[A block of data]
= = = = = = =

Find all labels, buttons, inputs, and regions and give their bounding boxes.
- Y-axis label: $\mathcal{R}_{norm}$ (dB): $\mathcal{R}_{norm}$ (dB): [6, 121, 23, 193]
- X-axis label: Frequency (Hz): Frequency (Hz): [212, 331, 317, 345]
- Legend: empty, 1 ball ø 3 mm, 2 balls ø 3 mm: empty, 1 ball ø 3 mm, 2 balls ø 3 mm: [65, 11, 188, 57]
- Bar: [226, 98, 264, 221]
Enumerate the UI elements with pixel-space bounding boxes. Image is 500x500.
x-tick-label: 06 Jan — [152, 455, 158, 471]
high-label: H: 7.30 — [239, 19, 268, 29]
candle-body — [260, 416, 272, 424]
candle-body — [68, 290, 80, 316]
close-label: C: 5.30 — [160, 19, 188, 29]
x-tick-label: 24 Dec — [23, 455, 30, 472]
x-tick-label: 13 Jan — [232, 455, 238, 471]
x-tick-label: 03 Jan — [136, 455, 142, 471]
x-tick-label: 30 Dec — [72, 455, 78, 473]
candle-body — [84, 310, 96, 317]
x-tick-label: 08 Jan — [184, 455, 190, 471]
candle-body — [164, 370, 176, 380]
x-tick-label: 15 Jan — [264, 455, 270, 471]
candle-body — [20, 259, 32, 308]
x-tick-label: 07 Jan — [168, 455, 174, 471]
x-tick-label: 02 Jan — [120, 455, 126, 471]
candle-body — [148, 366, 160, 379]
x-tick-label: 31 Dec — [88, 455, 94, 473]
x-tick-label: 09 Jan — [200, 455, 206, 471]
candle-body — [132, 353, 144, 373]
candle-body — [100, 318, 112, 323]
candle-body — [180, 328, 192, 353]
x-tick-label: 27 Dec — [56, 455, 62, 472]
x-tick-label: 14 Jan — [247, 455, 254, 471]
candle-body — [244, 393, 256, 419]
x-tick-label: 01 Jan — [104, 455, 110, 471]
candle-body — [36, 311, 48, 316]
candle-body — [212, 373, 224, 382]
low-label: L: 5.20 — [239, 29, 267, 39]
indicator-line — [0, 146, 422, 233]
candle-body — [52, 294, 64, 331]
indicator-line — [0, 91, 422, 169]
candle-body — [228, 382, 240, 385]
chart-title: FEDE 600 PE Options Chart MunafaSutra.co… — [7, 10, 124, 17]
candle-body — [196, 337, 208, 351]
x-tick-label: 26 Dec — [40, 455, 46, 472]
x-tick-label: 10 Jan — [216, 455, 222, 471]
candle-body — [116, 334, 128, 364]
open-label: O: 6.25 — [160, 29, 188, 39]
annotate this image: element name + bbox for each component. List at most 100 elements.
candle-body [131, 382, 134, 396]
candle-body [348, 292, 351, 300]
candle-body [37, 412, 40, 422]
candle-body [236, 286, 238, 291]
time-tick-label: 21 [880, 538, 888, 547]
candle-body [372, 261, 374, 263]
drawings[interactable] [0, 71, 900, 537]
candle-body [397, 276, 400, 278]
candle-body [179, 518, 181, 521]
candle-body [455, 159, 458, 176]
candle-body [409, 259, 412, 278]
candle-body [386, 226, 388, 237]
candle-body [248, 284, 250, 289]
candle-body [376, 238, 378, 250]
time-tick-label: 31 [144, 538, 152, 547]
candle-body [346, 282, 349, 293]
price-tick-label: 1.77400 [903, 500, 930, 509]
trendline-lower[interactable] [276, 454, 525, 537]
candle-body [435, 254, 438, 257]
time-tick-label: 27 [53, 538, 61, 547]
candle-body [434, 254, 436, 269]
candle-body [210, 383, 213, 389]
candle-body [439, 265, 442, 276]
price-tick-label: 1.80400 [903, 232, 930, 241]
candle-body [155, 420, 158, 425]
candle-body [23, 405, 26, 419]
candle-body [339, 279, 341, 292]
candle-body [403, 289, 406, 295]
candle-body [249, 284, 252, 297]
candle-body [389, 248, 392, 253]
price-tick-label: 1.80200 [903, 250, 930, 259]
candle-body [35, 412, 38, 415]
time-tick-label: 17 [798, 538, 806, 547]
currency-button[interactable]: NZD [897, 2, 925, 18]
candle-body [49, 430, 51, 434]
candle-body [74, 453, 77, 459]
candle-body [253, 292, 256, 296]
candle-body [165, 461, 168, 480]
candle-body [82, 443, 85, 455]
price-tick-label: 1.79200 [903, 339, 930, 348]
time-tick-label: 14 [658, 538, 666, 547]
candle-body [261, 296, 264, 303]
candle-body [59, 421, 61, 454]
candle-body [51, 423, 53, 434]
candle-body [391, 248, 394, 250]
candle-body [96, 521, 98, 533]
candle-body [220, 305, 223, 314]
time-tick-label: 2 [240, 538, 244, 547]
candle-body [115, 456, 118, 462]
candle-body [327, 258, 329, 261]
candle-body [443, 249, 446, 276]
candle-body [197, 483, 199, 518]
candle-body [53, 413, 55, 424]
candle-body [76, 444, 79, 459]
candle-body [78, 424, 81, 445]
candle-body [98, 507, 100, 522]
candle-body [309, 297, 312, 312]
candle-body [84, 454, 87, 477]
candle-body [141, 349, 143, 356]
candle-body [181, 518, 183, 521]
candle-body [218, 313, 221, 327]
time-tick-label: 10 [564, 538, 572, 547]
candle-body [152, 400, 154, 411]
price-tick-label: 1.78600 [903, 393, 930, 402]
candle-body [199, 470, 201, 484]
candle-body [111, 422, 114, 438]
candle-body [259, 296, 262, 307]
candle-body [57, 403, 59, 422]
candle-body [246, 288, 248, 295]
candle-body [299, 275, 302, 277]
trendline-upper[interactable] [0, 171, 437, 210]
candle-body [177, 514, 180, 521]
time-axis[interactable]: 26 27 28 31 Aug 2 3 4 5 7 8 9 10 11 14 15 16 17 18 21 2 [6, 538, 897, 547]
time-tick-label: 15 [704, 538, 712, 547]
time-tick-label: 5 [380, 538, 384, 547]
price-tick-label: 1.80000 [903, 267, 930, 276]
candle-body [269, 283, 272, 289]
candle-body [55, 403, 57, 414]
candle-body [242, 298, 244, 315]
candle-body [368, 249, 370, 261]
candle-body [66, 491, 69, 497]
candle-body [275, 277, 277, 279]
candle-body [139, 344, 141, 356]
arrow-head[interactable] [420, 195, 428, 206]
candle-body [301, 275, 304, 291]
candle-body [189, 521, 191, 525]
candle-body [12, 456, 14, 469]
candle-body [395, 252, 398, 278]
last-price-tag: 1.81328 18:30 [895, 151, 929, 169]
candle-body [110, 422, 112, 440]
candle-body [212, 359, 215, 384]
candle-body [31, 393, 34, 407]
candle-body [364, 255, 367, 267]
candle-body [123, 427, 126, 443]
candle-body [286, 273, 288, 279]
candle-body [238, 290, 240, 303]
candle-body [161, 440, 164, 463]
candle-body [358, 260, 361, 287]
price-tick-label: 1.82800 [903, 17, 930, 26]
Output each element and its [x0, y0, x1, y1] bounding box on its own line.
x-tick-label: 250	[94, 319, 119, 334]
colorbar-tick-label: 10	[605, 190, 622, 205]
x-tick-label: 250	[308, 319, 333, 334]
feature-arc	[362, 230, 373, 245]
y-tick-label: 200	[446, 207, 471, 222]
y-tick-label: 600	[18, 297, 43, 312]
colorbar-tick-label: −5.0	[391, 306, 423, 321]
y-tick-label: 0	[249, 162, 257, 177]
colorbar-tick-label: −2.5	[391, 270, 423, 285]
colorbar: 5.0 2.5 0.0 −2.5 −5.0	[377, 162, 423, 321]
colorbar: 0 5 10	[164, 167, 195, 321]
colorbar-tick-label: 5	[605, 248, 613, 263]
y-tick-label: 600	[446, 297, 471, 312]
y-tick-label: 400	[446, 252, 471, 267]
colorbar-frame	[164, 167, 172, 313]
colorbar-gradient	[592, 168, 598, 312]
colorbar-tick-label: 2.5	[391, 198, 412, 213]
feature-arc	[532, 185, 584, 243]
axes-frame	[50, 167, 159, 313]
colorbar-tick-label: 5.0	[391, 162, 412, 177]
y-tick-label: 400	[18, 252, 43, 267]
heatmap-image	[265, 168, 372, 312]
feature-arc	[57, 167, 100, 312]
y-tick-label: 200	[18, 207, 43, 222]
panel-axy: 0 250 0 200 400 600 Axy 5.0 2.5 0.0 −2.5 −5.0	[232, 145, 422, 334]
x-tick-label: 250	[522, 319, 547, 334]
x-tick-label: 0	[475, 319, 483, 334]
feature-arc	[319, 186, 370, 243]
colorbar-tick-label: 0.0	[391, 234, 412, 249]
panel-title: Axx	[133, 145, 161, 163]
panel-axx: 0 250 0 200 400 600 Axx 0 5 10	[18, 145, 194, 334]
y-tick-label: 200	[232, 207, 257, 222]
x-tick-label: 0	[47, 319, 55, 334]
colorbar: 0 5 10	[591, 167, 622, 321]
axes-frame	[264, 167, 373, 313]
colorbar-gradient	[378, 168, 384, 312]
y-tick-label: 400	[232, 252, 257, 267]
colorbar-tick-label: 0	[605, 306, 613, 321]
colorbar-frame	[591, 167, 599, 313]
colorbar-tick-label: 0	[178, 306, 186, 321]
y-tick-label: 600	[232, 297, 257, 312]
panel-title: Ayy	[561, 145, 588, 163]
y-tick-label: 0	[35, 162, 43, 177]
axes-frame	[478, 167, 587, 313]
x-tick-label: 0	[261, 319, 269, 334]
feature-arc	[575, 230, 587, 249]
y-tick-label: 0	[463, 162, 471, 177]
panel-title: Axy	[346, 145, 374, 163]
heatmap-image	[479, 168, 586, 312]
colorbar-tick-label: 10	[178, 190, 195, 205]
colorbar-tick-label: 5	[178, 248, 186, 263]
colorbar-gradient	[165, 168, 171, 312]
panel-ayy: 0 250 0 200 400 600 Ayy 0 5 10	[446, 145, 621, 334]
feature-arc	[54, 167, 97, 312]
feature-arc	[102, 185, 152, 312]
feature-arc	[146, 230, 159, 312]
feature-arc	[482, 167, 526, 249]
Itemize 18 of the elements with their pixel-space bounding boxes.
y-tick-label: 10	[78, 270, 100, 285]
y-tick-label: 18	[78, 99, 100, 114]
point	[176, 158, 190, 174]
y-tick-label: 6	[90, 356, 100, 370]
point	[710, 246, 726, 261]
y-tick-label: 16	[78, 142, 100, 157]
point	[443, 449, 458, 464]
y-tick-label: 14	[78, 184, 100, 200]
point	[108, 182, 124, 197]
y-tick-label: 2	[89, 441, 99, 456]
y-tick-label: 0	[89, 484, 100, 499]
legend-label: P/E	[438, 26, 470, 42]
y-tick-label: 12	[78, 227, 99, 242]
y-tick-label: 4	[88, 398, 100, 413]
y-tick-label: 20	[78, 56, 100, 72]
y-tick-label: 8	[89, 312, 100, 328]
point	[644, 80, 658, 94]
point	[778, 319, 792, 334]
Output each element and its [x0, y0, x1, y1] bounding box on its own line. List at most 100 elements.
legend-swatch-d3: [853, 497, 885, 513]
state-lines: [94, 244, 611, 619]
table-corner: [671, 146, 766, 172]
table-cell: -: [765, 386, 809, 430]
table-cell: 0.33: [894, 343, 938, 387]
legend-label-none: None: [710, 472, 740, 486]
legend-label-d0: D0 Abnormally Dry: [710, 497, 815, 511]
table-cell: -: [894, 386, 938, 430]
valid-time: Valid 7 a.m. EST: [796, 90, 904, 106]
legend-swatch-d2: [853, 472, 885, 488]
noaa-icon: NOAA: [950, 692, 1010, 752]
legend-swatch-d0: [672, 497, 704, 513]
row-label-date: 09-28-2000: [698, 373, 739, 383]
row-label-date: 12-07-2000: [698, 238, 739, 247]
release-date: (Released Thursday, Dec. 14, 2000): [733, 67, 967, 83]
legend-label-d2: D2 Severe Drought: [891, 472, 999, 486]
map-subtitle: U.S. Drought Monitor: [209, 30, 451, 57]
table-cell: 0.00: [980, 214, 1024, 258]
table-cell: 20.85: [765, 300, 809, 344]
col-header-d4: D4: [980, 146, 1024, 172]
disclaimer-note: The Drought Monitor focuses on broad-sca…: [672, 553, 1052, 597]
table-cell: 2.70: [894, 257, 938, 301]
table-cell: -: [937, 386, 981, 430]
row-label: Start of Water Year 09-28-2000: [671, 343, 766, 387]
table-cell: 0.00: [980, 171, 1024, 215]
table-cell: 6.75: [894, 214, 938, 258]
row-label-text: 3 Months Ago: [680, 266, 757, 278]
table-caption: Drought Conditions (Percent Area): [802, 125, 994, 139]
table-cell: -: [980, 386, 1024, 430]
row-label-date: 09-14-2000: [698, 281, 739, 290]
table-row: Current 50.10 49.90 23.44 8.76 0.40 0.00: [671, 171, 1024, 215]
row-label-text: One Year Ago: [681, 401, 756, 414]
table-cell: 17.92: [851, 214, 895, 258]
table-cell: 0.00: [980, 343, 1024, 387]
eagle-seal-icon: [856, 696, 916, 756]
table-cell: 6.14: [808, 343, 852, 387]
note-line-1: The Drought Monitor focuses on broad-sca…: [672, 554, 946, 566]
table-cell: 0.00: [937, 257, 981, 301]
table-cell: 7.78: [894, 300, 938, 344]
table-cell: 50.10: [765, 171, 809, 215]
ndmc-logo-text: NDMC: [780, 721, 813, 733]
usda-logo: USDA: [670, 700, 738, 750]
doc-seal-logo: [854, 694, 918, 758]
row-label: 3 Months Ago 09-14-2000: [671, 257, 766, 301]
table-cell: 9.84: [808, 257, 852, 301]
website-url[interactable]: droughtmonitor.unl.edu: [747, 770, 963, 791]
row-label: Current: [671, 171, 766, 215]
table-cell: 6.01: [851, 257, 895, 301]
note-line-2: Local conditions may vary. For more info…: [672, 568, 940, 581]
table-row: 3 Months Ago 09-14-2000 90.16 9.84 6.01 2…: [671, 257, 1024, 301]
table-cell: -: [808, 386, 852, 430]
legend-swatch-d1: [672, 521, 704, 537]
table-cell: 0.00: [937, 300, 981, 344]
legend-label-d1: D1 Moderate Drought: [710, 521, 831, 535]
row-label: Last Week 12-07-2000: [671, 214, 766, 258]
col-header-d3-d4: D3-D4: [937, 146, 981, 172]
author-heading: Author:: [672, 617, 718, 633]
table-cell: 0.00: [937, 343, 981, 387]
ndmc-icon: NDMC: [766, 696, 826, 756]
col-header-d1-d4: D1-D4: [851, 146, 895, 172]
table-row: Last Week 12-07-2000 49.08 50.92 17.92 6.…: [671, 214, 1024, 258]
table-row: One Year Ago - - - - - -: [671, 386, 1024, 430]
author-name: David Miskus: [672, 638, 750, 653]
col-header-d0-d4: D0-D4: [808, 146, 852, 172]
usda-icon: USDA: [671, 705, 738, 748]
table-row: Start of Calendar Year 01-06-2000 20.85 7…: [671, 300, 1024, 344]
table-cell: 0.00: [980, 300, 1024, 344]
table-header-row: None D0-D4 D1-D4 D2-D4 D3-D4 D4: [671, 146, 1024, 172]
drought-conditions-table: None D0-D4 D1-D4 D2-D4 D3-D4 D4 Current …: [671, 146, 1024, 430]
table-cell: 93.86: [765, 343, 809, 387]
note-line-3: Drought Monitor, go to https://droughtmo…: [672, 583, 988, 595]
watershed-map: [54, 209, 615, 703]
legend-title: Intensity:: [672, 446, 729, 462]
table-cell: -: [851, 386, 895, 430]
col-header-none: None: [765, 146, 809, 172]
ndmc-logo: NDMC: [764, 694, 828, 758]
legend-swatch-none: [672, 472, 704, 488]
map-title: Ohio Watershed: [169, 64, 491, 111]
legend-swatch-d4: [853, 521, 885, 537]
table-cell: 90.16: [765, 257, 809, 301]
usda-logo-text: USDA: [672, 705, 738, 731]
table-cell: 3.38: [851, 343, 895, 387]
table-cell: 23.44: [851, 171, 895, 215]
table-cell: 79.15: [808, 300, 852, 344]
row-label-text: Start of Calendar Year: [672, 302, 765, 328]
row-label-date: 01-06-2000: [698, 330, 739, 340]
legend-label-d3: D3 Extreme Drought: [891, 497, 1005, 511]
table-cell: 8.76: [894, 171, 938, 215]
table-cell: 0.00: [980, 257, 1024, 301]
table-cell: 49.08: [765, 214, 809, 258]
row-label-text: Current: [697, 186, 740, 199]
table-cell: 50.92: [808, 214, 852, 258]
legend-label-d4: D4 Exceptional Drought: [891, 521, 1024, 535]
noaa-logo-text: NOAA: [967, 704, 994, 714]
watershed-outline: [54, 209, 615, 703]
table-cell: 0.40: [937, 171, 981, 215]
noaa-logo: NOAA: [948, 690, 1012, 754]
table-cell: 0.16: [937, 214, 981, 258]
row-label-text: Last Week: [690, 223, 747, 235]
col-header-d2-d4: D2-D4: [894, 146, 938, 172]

= = = = = = =

* [Objective]: Return every line of the data above that contains the word "List", treating uppercase and lowercase letters as different.

* [Task solution]:
annotate this image: element name + bbox for each component. List at most 100 elements.
Output each element and its [x0, y0, x1, y1] bounding box on its own line. List at most 100 elements.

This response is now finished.